Data excerpts:

○ ○ ○ ○

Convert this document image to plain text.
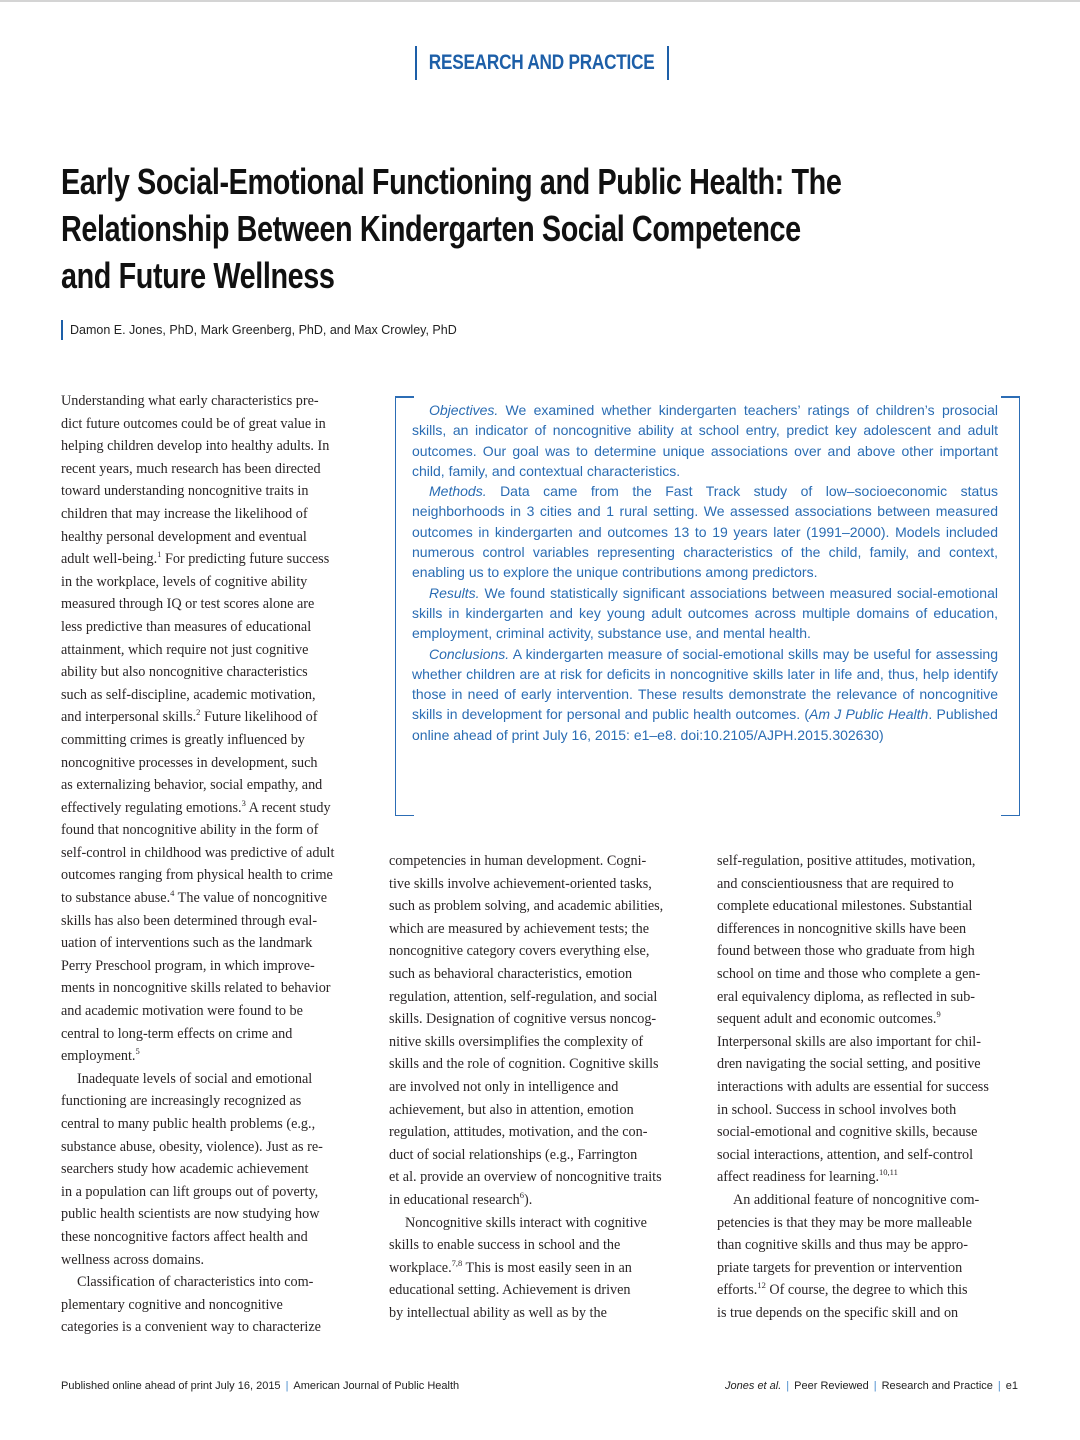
RESEARCH AND PRACTICE
Early Social-Emotional Functioning and Public Health: The
Relationship Between Kindergarten Social Competence
and Future Wellness
Damon E. Jones, PhD, Mark Greenberg, PhD, and Max Crowley, PhD

Objectives. We examined whether kindergarten teachers’ ratings of children’s prosocial skills, an indicator of noncognitive ability at school entry, predict key adolescent and adult outcomes. Our goal was to determine unique associations over and above other important child, family, and contextual characteristics.

Methods. Data came from the Fast Track study of low–socioeconomic status neighborhoods in 3 cities and 1 rural setting. We assessed associations between measured outcomes in kindergarten and outcomes 13 to 19 years later (1991–2000). Models included numerous control variables representing characteristics of the child, family, and context, enabling us to explore the unique contributions among predictors.

Results. We found statistically significant associations between measured social-emotional skills in kindergarten and key young adult outcomes across multiple domains of education, employment, criminal activity, substance use, and mental health.

Conclusions. A kindergarten measure of social-emotional skills may be useful for assessing whether children are at risk for deficits in noncognitive skills later in life and, thus, help identify those in need of early intervention. These results demonstrate the relevance of noncognitive skills in development for personal and public health outcomes. (Am J Public Health. Published online ahead of print July 16, 2015: e1–e8. doi:10.2105/AJPH.2015.302630)

Understanding what early characteristics pre-
dict future outcomes could be of great value in
helping children develop into healthy adults. In
recent years, much research has been directed
toward understanding noncognitive traits in
children that may increase the likelihood of
healthy personal development and eventual
adult well-being.$^1$ For predicting future success
in the workplace, levels of cognitive ability
measured through IQ or test scores alone are
less predictive than measures of educational
attainment, which require not just cognitive
ability but also noncognitive characteristics
such as self-discipline, academic motivation,
and interpersonal skills.$^2$ Future likelihood of
committing crimes is greatly influenced by
noncognitive processes in development, such
as externalizing behavior, social empathy, and
effectively regulating emotions.$^3$ A recent study
found that noncognitive ability in the form of
self-control in childhood was predictive of adult
outcomes ranging from physical health to crime
to substance abuse.$^4$ The value of noncognitive
skills has also been determined through eval-
uation of interventions such as the landmark
Perry Preschool program, in which improve-
ments in noncognitive skills related to behavior
and academic motivation were found to be
central to long-term effects on crime and
employment.$^5$
Inadequate levels of social and emotional
functioning are increasingly recognized as
central to many public health problems (e.g.,
substance abuse, obesity, violence). Just as re-
searchers study how academic achievement
in a population can lift groups out of poverty,
public health scientists are now studying how
these noncognitive factors affect health and
wellness across domains.
Classification of characteristics into com-
plementary cognitive and noncognitive
categories is a convenient way to characterize
competencies in human development. Cogni-
tive skills involve achievement-oriented tasks,
such as problem solving, and academic abilities,
which are measured by achievement tests; the
noncognitive category covers everything else,
such as behavioral characteristics, emotion
regulation, attention, self-regulation, and social
skills. Designation of cognitive versus noncog-
nitive skills oversimplifies the complexity of
skills and the role of cognition. Cognitive skills
are involved not only in intelligence and
achievement, but also in attention, emotion
regulation, attitudes, motivation, and the con-
duct of social relationships (e.g., Farrington
et al. provide an overview of noncognitive traits
in educational research$^6$).
Noncognitive skills interact with cognitive
skills to enable success in school and the
workplace.$^{7,8}$ This is most easily seen in an
educational setting. Achievement is driven
by intellectual ability as well as by the
self-regulation, positive attitudes, motivation,
and conscientiousness that are required to
complete educational milestones. Substantial
differences in noncognitive skills have been
found between those who graduate from high
school on time and those who complete a gen-
eral equivalency diploma, as reflected in sub-
sequent adult and economic outcomes.$^9$
Interpersonal skills are also important for chil-
dren navigating the social setting, and positive
interactions with adults are essential for success
in school. Success in school involves both
social-emotional and cognitive skills, because
social interactions, attention, and self-control
affect readiness for learning.$^{10,11}$
An additional feature of noncognitive com-
petencies is that they may be more malleable
than cognitive skills and thus may be appro-
priate targets for prevention or intervention
efforts.$^{12}$ Of course, the degree to which this
is true depends on the specific skill and on
Published online ahead of print July 16, 2015 | American Journal of Public Health	Jones et al. | Peer Reviewed | Research and Practice | e1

○ ○ ○ ○

WHAT NEEDS TO BE DONE:
Print each line of the material above exactly, with the pictures removed from your copy.

WORKED ANSWER:
Convert this document image to plain text.
RESEARCH AND PRACTICE
Early Social-Emotional Functioning and Public Health: The
Relationship Between Kindergarten Social Competence
and Future Wellness
Damon E. Jones, PhD, Mark Greenberg, PhD, and Max Crowley, PhD

Objectives. We examined whether kindergarten teachers’ ratings of children’s prosocial skills, an indicator of noncognitive ability at school entry, predict key adolescent and adult outcomes. Our goal was to determine unique associations over and above other important child, family, and contextual characteristics.

Methods. Data came from the Fast Track study of low–socioeconomic status neighborhoods in 3 cities and 1 rural setting. We assessed associations between measured outcomes in kindergarten and outcomes 13 to 19 years later (1991–2000). Models included numerous control variables representing characteristics of the child, family, and context, enabling us to explore the unique contributions among predictors.

Results. We found statistically significant associations between measured social-emotional skills in kindergarten and key young adult outcomes across multiple domains of education, employment, criminal activity, substance use, and mental health.

Conclusions. A kindergarten measure of social-emotional skills may be useful for assessing whether children are at risk for deficits in noncognitive skills later in life and, thus, help identify those in need of early intervention. These results demonstrate the relevance of noncognitive skills in development for personal and public health outcomes. (Am J Public Health. Published online ahead of print July 16, 2015: e1–e8. doi:10.2105/AJPH.2015.302630)

Understanding what early characteristics pre-
dict future outcomes could be of great value in
helping children develop into healthy adults. In
recent years, much research has been directed
toward understanding noncognitive traits in
children that may increase the likelihood of
healthy personal development and eventual
adult well-being.$^1$ For predicting future success
in the workplace, levels of cognitive ability
measured through IQ or test scores alone are
less predictive than measures of educational
attainment, which require not just cognitive
ability but also noncognitive characteristics
such as self-discipline, academic motivation,
and interpersonal skills.$^2$ Future likelihood of
committing crimes is greatly influenced by
noncognitive processes in development, such
as externalizing behavior, social empathy, and
effectively regulating emotions.$^3$ A recent study
found that noncognitive ability in the form of
self-control in childhood was predictive of adult
outcomes ranging from physical health to crime
to substance abuse.$^4$ The value of noncognitive
skills has also been determined through eval-
uation of interventions such as the landmark
Perry Preschool program, in which improve-
ments in noncognitive skills related to behavior
and academic motivation were found to be
central to long-term effects on crime and
employment.$^5$
Inadequate levels of social and emotional
functioning are increasingly recognized as
central to many public health problems (e.g.,
substance abuse, obesity, violence). Just as re-
searchers study how academic achievement
in a population can lift groups out of poverty,
public health scientists are now studying how
these noncognitive factors affect health and
wellness across domains.
Classification of characteristics into com-
plementary cognitive and noncognitive
categories is a convenient way to characterize
competencies in human development. Cogni-
tive skills involve achievement-oriented tasks,
such as problem solving, and academic abilities,
which are measured by achievement tests; the
noncognitive category covers everything else,
such as behavioral characteristics, emotion
regulation, attention, self-regulation, and social
skills. Designation of cognitive versus noncog-
nitive skills oversimplifies the complexity of
skills and the role of cognition. Cognitive skills
are involved not only in intelligence and
achievement, but also in attention, emotion
regulation, attitudes, motivation, and the con-
duct of social relationships (e.g., Farrington
et al. provide an overview of noncognitive traits
in educational research$^6$).
Noncognitive skills interact with cognitive
skills to enable success in school and the
workplace.$^{7,8}$ This is most easily seen in an
educational setting. Achievement is driven
by intellectual ability as well as by the
self-regulation, positive attitudes, motivation,
and conscientiousness that are required to
complete educational milestones. Substantial
differences in noncognitive skills have been
found between those who graduate from high
school on time and those who complete a gen-
eral equivalency diploma, as reflected in sub-
sequent adult and economic outcomes.$^9$
Interpersonal skills are also important for chil-
dren navigating the social setting, and positive
interactions with adults are essential for success
in school. Success in school involves both
social-emotional and cognitive skills, because
social interactions, attention, and self-control
affect readiness for learning.$^{10,11}$
An additional feature of noncognitive com-
petencies is that they may be more malleable
than cognitive skills and thus may be appro-
priate targets for prevention or intervention
efforts.$^{12}$ Of course, the degree to which this
is true depends on the specific skill and on
Published online ahead of print July 16, 2015 | American Journal of Public Health	Jones et al. | Peer Reviewed | Research and Practice | e1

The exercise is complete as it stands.